───── DOCUMENT SEGMENT

# Wanted - Bench Pillar Drill - Record DMD24A or similar



## Nuffield (4 Sep 2021)

Hi all,
I'm looking for a bench pillar drill for woodworking mostly. Father has a Record (Blue) DMD24A which is ideal in size and stature (30 tall x19 deep) and it seems decent quality hence looking for something similar (he still uses his or I'd have it...!)

Thanks.


----------



## hog&amp;bodge (4 Sep 2021)

Hi I have a Parkside Bench Pillar Drill PTBM 500
Only used 4 times. no Idea what they go for, it has the holding jaws
Near perfect paint.
Was going to replace my old pillar drill but got a new switch instead..lol


----------



## Jameshow (4 Sep 2021)

I have a Korean naerok drill, quality is much better than the typical Chinese stuff. 

16mm chuck 12 SPD. 

Cheers James


----------



## Nuffield (6 Sep 2021)

hog&amp;bodge said:


> Hi I have a Parkside Bench Pillar Drill PTBM 500
> Only used 4 times. no Idea what they go for, it has the holding jaws
> Near perfect paint.
> Was going to replace my old pillar drill but got a new switch instead..lol


Hi, thanks for the reply, but I think I'm looking for something a bit more robust than the Parkside.


----------



## Nuffield (6 Sep 2021)

──────────
───── ROWS

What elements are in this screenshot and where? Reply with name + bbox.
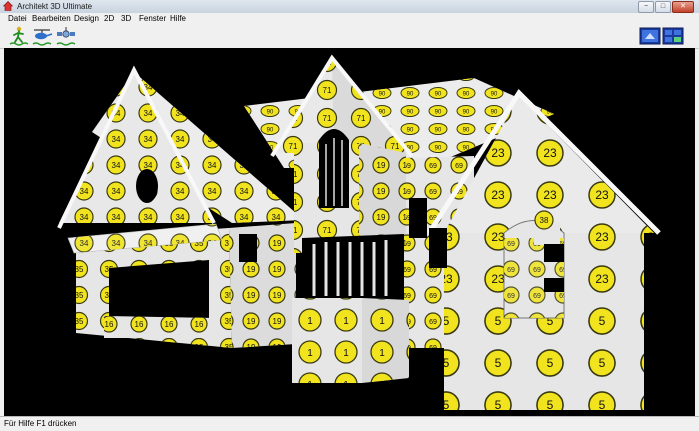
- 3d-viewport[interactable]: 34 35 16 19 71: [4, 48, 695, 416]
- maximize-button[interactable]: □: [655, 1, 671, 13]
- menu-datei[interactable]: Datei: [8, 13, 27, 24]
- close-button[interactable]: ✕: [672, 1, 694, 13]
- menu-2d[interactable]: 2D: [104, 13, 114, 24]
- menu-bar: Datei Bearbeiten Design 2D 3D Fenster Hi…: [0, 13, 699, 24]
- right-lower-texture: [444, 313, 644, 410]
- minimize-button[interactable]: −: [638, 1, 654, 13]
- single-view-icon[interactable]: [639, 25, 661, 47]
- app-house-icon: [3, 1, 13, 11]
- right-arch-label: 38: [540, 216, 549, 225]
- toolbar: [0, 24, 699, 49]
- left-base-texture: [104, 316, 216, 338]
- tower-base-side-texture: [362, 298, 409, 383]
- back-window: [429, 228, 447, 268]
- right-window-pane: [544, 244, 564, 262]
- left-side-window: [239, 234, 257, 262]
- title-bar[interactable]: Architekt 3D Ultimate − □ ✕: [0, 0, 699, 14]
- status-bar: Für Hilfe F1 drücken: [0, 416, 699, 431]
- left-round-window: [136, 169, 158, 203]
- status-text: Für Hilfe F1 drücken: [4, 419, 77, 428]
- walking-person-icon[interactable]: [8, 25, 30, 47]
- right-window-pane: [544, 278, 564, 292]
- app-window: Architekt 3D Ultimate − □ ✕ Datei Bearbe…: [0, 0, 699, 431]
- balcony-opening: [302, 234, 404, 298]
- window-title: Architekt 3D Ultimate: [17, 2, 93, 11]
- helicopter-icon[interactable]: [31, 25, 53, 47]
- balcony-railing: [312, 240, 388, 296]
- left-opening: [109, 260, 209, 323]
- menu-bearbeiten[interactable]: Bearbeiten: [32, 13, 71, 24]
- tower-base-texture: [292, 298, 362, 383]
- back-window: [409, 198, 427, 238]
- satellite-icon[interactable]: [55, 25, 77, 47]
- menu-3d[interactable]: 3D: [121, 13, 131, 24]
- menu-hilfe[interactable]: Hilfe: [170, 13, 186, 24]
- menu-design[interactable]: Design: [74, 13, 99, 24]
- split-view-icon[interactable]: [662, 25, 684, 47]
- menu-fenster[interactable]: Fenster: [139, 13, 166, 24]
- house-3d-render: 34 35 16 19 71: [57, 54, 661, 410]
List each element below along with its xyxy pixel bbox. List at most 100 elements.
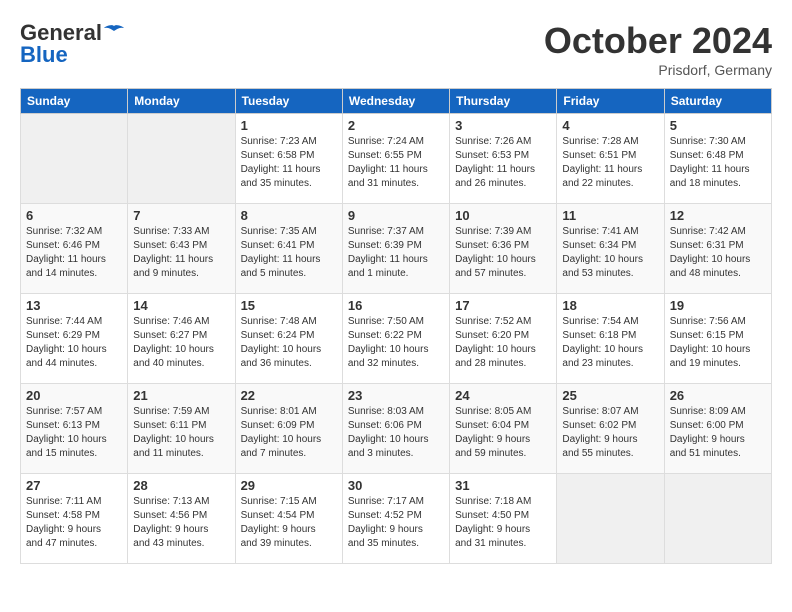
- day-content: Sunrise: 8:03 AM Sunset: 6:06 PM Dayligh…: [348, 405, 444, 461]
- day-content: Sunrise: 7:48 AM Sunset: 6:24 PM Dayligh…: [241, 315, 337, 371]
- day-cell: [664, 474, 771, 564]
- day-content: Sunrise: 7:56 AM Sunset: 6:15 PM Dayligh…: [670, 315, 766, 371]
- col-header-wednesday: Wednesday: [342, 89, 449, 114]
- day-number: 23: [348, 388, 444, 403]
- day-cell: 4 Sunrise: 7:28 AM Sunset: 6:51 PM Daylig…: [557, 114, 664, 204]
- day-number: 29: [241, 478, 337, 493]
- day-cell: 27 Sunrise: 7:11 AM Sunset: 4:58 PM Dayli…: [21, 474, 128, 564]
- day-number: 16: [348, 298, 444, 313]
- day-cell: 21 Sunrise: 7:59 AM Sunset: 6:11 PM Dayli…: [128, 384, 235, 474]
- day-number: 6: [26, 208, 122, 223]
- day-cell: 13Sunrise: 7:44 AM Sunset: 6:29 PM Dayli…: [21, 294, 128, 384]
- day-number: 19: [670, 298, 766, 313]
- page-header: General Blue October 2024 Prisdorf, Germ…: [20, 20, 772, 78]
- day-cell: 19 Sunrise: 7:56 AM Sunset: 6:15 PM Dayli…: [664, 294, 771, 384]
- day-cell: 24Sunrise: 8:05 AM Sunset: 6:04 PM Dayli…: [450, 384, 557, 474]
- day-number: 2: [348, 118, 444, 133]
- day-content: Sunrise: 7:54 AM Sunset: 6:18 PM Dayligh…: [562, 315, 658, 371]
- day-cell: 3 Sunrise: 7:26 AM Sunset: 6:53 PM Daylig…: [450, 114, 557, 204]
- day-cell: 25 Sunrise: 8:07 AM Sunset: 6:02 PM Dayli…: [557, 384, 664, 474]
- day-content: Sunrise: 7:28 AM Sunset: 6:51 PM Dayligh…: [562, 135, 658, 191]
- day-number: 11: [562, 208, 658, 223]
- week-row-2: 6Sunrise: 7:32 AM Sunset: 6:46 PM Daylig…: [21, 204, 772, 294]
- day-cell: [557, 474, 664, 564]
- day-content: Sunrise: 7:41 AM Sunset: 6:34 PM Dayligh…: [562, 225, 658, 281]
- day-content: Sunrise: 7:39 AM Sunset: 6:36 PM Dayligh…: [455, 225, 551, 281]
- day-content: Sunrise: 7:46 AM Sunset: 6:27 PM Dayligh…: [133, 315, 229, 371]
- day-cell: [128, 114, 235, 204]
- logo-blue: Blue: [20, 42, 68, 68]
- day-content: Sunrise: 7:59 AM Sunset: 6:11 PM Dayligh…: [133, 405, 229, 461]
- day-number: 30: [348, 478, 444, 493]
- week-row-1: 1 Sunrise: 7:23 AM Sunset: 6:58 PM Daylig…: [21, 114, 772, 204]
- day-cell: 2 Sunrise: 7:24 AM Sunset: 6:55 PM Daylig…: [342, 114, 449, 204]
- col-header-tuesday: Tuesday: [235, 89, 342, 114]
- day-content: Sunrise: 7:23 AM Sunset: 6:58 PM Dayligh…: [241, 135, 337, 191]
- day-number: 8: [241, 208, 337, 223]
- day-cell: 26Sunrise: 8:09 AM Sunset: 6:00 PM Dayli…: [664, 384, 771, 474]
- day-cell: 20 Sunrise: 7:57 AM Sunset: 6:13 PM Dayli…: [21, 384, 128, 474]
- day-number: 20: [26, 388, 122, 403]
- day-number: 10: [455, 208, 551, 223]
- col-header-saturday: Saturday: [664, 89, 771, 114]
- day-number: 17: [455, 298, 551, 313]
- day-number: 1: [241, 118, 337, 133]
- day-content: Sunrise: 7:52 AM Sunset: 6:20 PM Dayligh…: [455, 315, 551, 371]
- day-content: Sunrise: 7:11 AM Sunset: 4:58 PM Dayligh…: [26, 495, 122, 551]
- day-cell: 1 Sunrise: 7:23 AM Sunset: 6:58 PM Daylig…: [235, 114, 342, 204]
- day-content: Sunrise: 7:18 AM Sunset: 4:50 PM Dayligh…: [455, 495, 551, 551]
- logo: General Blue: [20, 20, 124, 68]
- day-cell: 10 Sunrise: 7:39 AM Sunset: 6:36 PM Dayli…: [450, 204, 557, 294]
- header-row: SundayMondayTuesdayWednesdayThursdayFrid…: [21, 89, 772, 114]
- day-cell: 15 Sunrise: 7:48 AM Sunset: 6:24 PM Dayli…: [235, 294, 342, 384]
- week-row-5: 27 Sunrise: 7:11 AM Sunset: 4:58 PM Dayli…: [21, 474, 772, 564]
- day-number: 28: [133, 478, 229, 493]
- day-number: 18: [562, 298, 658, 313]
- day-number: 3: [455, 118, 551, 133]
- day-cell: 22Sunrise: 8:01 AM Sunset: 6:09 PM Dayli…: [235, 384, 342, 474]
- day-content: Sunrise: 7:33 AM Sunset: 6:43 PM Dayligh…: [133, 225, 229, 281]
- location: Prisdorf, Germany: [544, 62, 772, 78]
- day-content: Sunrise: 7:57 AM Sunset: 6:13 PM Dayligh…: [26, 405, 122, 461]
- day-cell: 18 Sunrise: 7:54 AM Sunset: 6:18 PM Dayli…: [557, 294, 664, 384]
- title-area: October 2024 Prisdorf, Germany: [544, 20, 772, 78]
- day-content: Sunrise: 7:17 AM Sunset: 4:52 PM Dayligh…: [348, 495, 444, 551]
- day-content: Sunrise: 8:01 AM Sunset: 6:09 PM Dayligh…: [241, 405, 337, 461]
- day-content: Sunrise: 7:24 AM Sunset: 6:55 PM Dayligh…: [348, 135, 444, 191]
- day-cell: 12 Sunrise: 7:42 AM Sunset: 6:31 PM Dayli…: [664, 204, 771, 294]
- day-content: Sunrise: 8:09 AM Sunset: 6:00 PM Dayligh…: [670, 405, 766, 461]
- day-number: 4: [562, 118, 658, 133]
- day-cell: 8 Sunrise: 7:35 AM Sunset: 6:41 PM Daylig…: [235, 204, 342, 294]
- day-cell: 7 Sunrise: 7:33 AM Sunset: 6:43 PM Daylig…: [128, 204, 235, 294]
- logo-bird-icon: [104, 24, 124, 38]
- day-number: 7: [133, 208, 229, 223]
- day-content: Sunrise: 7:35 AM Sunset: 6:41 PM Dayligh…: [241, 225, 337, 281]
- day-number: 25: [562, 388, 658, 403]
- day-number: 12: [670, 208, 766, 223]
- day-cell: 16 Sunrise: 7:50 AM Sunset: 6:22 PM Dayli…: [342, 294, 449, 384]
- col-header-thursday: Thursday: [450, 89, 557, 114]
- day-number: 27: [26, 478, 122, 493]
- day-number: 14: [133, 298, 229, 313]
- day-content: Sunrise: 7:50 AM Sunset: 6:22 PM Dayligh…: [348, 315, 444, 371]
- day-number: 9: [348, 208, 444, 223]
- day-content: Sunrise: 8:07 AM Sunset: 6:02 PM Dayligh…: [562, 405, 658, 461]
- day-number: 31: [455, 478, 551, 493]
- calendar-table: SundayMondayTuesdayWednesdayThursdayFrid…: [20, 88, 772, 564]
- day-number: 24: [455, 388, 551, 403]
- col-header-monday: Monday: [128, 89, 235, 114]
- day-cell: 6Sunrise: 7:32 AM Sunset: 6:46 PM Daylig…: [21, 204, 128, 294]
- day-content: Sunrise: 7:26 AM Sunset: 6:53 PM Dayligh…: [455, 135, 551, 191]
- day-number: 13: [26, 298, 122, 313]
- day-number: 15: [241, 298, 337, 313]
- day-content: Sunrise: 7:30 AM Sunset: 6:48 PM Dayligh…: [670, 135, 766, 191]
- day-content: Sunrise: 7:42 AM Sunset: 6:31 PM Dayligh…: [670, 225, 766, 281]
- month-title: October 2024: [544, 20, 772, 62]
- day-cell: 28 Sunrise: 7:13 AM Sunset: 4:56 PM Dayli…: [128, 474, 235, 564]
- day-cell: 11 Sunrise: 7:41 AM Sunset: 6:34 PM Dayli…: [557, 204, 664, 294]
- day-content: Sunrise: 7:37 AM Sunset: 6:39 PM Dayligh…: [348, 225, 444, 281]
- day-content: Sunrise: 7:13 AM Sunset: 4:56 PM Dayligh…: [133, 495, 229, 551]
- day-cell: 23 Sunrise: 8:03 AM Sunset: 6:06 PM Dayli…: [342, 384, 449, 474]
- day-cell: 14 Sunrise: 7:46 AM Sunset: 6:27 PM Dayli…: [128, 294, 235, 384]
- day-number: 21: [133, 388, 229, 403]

──────────

_CHALLENGES_
1 > According to the forum thread, what chuck size does the Korean Naerok drill have?
2 > From the forum thread, duplicate everything from "## hog&amp;bodge (4" down to "Jameshow (4 Sep 2021)".

_THE RESPONSES_
1 > 16mm.

2 >
## hog&amp;bodge (4 Sep 2021)

Hi I have a Parkside Bench Pillar Drill PTBM 500
Only used 4 times. no Idea what they go for, it has the holding jaws
Near perfect paint.
Was going to replace my old pillar drill but got a new switch instead..lol


----------



## Jameshow (4 Sep 2021)